[START]

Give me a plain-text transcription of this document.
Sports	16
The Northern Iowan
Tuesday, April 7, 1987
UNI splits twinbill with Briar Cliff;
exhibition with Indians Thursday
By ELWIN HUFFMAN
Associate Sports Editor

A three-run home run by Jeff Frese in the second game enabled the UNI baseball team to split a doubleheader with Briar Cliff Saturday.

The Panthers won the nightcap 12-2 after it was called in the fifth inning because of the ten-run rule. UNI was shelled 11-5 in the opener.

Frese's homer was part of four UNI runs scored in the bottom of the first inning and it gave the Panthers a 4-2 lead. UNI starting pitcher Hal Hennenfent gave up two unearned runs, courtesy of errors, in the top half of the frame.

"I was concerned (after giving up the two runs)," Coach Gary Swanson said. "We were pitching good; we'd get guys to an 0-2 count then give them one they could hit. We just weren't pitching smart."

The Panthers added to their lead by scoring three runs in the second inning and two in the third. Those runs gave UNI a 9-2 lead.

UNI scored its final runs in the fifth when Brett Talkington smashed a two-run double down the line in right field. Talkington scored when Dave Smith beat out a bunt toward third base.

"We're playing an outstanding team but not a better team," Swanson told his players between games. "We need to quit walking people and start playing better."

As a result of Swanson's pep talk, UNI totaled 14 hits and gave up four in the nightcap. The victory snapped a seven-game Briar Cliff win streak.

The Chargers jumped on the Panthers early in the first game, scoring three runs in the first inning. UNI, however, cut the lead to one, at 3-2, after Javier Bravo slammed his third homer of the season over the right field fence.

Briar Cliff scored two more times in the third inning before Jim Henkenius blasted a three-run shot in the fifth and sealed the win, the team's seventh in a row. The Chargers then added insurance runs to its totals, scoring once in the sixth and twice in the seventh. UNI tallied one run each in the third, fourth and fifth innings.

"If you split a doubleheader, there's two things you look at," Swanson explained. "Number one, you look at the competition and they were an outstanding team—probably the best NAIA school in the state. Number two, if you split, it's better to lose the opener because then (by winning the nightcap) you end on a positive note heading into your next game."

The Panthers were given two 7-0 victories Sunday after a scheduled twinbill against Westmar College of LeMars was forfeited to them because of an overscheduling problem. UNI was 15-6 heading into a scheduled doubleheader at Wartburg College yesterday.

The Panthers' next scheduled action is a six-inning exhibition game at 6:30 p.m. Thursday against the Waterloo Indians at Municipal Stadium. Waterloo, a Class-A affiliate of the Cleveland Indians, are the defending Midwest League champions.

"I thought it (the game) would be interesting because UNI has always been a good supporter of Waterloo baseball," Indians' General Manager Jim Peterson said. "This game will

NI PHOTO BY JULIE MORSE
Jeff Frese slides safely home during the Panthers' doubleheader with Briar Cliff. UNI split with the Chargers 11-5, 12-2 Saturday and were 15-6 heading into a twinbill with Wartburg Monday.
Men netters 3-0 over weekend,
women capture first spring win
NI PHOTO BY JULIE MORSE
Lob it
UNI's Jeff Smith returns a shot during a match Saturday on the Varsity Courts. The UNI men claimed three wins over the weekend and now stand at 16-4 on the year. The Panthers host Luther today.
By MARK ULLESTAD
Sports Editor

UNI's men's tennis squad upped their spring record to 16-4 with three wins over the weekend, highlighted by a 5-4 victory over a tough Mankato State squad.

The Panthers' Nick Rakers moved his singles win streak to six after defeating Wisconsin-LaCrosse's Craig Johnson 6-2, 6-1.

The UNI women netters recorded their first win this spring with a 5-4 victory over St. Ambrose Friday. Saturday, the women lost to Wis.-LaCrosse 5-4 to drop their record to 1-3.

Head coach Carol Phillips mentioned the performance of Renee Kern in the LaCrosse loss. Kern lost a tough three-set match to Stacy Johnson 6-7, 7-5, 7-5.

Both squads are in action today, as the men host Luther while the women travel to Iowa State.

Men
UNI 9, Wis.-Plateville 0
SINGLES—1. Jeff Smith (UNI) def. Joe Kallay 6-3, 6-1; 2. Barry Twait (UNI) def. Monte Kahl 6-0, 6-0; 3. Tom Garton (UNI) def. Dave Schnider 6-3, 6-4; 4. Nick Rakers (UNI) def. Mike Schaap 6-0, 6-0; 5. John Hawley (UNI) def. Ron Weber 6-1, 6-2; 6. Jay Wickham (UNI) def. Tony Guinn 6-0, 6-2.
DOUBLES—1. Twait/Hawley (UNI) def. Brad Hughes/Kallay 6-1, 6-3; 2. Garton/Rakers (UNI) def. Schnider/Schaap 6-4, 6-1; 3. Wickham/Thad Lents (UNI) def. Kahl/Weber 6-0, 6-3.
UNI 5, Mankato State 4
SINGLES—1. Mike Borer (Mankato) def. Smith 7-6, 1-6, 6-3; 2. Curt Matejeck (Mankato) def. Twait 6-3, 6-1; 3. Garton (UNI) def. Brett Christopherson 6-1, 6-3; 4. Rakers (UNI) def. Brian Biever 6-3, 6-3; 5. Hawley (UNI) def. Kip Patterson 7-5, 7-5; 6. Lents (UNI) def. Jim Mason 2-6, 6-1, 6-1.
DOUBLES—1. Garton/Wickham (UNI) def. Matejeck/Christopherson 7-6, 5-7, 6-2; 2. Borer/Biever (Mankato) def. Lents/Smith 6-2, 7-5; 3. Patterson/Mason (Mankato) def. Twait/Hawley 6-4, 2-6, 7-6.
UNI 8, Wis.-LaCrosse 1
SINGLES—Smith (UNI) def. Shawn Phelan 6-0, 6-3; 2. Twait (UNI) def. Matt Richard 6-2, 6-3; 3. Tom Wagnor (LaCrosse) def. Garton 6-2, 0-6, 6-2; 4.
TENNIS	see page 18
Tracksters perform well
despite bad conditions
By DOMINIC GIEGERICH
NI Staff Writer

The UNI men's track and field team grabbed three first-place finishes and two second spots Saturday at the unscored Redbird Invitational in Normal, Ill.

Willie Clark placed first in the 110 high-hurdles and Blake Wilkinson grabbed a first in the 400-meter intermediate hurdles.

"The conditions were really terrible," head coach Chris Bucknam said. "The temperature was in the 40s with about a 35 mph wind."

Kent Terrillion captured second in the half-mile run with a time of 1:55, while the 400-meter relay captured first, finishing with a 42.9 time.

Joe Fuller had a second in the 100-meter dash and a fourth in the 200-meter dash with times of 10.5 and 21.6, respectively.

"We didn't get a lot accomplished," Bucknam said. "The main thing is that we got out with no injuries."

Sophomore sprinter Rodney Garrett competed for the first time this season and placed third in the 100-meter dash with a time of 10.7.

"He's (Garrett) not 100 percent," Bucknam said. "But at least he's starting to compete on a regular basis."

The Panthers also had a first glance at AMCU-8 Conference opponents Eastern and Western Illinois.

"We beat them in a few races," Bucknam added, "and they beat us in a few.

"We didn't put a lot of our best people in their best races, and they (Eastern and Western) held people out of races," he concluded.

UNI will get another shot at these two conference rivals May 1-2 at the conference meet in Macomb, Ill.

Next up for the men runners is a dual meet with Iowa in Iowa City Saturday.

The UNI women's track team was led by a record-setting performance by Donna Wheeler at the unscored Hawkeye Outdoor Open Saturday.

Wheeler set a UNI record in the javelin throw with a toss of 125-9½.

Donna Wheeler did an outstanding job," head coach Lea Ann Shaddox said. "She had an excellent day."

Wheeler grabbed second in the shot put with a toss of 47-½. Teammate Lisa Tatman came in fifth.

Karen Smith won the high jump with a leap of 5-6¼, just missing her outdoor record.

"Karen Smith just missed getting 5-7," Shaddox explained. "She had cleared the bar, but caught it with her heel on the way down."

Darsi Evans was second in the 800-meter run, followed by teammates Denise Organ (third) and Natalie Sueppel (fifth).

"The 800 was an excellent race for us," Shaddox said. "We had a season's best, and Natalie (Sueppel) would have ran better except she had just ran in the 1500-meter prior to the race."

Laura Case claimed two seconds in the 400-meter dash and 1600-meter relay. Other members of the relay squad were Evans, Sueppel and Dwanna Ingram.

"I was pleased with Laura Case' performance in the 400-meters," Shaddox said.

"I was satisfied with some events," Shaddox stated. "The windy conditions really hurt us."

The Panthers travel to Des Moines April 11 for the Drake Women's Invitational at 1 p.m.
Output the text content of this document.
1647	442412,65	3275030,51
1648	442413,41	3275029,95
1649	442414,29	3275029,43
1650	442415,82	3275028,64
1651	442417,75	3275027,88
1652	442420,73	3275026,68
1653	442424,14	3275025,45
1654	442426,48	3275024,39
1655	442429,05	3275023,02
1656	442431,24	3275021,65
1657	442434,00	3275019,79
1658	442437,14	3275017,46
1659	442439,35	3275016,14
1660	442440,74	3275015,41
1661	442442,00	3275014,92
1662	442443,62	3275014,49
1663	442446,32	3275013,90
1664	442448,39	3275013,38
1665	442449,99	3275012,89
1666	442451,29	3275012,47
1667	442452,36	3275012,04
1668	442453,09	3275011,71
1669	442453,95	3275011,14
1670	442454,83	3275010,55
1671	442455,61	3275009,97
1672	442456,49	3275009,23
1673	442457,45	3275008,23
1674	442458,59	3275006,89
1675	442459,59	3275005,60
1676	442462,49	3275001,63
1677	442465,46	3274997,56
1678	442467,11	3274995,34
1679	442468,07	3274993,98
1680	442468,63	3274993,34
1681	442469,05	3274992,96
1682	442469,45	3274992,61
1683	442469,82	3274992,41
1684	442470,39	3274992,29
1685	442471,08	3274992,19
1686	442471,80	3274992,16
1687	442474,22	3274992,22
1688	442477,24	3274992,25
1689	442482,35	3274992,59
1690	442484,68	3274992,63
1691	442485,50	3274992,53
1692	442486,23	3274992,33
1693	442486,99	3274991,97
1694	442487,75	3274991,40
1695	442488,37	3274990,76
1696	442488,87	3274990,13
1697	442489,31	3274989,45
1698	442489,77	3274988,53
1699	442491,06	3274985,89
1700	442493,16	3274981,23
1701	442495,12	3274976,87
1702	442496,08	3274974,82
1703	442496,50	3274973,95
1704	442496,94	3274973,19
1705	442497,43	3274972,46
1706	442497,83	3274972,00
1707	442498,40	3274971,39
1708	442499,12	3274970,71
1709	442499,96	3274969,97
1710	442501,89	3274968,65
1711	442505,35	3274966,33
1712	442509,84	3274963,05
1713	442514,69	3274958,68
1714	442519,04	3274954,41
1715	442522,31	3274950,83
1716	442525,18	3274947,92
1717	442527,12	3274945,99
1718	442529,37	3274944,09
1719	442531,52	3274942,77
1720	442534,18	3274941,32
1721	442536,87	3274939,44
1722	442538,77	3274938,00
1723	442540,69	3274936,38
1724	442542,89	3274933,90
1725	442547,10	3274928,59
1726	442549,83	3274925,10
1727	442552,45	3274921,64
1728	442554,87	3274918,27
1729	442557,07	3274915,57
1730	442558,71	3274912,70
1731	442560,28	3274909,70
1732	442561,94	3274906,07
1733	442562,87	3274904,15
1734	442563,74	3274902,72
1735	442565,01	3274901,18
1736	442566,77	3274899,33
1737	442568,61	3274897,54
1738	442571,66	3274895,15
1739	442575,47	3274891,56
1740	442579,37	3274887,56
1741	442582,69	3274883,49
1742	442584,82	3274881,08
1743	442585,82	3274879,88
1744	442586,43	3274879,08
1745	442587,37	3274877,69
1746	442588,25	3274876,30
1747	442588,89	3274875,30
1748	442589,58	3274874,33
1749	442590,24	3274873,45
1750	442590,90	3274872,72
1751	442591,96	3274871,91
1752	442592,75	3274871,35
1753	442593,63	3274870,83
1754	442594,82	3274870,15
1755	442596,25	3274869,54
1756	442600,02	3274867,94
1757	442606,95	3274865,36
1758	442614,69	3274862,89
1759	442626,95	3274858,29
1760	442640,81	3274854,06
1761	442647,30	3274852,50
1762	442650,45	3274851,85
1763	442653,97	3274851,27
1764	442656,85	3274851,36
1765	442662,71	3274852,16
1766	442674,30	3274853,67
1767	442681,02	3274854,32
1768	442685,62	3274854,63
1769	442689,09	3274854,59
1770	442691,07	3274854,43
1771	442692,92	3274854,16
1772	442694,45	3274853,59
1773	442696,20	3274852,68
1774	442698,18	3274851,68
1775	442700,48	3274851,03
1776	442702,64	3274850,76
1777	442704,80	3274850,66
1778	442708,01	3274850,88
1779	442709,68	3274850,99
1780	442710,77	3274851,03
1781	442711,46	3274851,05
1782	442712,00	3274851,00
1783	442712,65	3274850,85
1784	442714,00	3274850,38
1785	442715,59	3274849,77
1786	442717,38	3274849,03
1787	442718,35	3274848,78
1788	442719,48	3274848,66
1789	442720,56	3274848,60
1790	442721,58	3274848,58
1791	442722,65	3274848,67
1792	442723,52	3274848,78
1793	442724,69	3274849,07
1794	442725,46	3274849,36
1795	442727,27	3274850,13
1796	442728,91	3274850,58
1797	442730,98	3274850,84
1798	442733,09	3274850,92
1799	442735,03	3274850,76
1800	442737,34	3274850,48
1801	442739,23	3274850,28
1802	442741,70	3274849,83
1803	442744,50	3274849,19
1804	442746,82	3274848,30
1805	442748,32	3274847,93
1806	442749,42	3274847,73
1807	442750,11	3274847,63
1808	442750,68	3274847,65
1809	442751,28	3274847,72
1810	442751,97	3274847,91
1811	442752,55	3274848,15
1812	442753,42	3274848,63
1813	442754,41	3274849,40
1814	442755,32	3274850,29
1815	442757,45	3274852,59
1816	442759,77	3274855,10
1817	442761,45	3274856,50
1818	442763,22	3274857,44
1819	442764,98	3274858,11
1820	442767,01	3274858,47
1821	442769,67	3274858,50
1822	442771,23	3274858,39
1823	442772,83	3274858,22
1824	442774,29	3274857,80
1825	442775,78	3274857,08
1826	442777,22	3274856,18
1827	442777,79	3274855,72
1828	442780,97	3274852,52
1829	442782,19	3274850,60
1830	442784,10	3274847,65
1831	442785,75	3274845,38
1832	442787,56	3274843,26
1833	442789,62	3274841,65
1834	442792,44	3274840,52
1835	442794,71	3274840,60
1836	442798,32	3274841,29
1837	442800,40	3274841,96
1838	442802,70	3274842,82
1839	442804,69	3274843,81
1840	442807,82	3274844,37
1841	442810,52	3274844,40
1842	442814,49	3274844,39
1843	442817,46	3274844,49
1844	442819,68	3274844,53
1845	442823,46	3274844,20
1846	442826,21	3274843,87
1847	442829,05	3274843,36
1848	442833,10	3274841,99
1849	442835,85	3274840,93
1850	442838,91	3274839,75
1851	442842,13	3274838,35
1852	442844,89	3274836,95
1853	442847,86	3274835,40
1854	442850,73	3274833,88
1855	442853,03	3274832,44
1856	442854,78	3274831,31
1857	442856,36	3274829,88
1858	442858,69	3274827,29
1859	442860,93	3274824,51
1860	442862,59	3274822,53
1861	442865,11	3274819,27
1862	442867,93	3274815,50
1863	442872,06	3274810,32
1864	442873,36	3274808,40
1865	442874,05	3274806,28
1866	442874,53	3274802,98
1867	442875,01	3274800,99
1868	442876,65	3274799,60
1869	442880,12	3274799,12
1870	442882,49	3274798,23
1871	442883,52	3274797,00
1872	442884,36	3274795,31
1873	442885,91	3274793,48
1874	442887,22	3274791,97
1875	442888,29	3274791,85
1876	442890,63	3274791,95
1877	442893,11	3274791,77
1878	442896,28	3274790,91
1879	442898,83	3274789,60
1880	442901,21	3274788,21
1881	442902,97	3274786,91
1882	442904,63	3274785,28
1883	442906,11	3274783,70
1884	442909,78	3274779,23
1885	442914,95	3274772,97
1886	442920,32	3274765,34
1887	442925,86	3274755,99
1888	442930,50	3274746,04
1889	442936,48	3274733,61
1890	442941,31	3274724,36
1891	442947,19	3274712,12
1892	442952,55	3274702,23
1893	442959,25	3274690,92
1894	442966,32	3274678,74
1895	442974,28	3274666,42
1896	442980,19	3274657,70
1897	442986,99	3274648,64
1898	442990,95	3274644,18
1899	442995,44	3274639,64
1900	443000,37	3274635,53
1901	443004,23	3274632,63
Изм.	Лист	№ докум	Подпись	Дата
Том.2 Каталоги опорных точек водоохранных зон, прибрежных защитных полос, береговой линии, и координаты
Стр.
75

[END]

Stated exercise
From the entries above, pull out each line that includes "against".

Complete output
The Panthers were given two 7-0 victories Sunday after a scheduled twinbill against Westmar College of LeMars was forfeited to them because of an overscheduling problem. UNI was 15-6 heading into a scheduled doubleheader at Wartburg College yesterday.
The Panthers' next scheduled action is a six-inning exhibition game at 6:30 p.m. Thursday against the Waterloo Indians at Municipal Stadium. Waterloo, a Class-A affiliate of the Cleveland Indians, are the defending Midwest League champions.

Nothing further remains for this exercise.